:: Exercise requirements ::
The records below hold pictures; please leave those out and retype the rest exactly.

:: Dataset excerpts ::
↓↓↓

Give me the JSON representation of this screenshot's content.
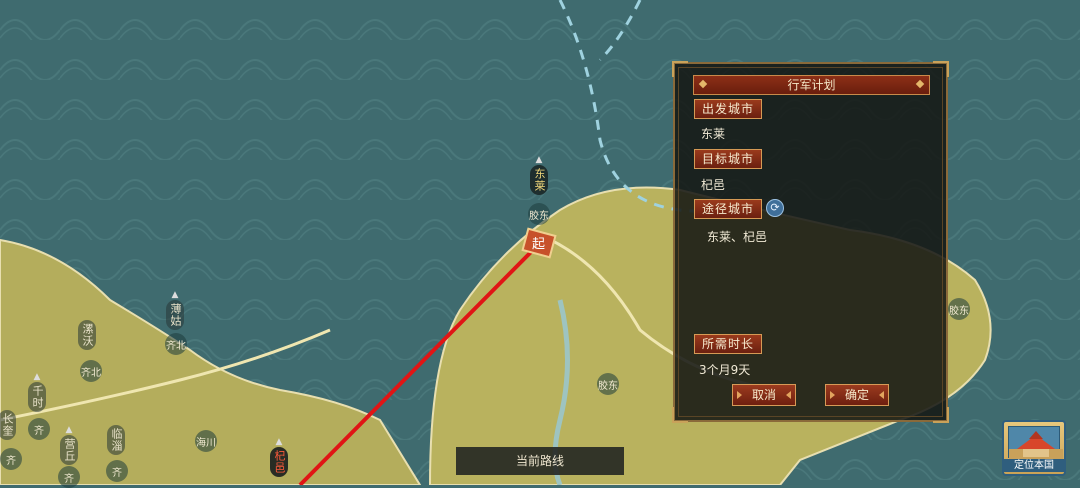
{
  "map": {
    "cities": [
      {
        "name": "东莱",
        "state": "origin"
      },
      {
        "name": "薄姑"
      },
      {
        "name": "漯沃"
      },
      {
        "name": "千时"
      },
      {
        "name": "长奎"
      },
      {
        "name": "营丘"
      },
      {
        "name": "临淄"
      },
      {
        "name": "杞邑",
        "state": "target"
      },
      {
        "name": "胶东"
      }
    ],
    "regions": [
      "胶东",
      "齐北",
      "齐北",
      "齐",
      "齐",
      "齐",
      "齐",
      "海川",
      "胶东",
      "胶东"
    ],
    "start_marker": "起",
    "colors": {
      "route": "#e01515",
      "sea": "#3f6b6f",
      "land": "#b9b25e"
    }
  },
  "plan_panel": {
    "title": "行军计划",
    "departure_label": "出发城市",
    "departure_value": "东莱",
    "target_label": "目标城市",
    "target_value": "杞邑",
    "via_label": "途径城市",
    "via_icon": "refresh-icon",
    "via_value": "东莱、杞邑",
    "time_label": "所需时长",
    "time_value": "3个月9天",
    "cancel_label": "取消",
    "confirm_label": "确定"
  },
  "route_tab": {
    "label": "当前路线"
  },
  "locate_button": {
    "label": "定位本国",
    "icon": "palace-icon"
  }
}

↑↑↑

:: Expected answer ::
Give me the JSON representation of this screenshot's content.
{
  "map": {
    "cities": [
      {
        "name": "东莱",
        "state": "origin"
      },
      {
        "name": "薄姑"
      },
      {
        "name": "漯沃"
      },
      {
        "name": "千时"
      },
      {
        "name": "长奎"
      },
      {
        "name": "营丘"
      },
      {
        "name": "临淄"
      },
      {
        "name": "杞邑",
        "state": "target"
      },
      {
        "name": "胶东"
      }
    ],
    "regions": [
      "胶东",
      "齐北",
      "齐北",
      "齐",
      "齐",
      "齐",
      "齐",
      "海川",
      "胶东",
      "胶东"
    ],
    "start_marker": "起",
    "colors": {
      "route": "#e01515",
      "sea": "#3f6b6f",
      "land": "#b9b25e"
    }
  },
  "plan_panel": {
    "title": "行军计划",
    "departure_label": "出发城市",
    "departure_value": "东莱",
    "target_label": "目标城市",
    "target_value": "杞邑",
    "via_label": "途径城市",
    "via_icon": "refresh-icon",
    "via_value": "东莱、杞邑",
    "time_label": "所需时长",
    "time_value": "3个月9天",
    "cancel_label": "取消",
    "confirm_label": "确定"
  },
  "route_tab": {
    "label": "当前路线"
  },
  "locate_button": {
    "label": "定位本国",
    "icon": "palace-icon"
  }
}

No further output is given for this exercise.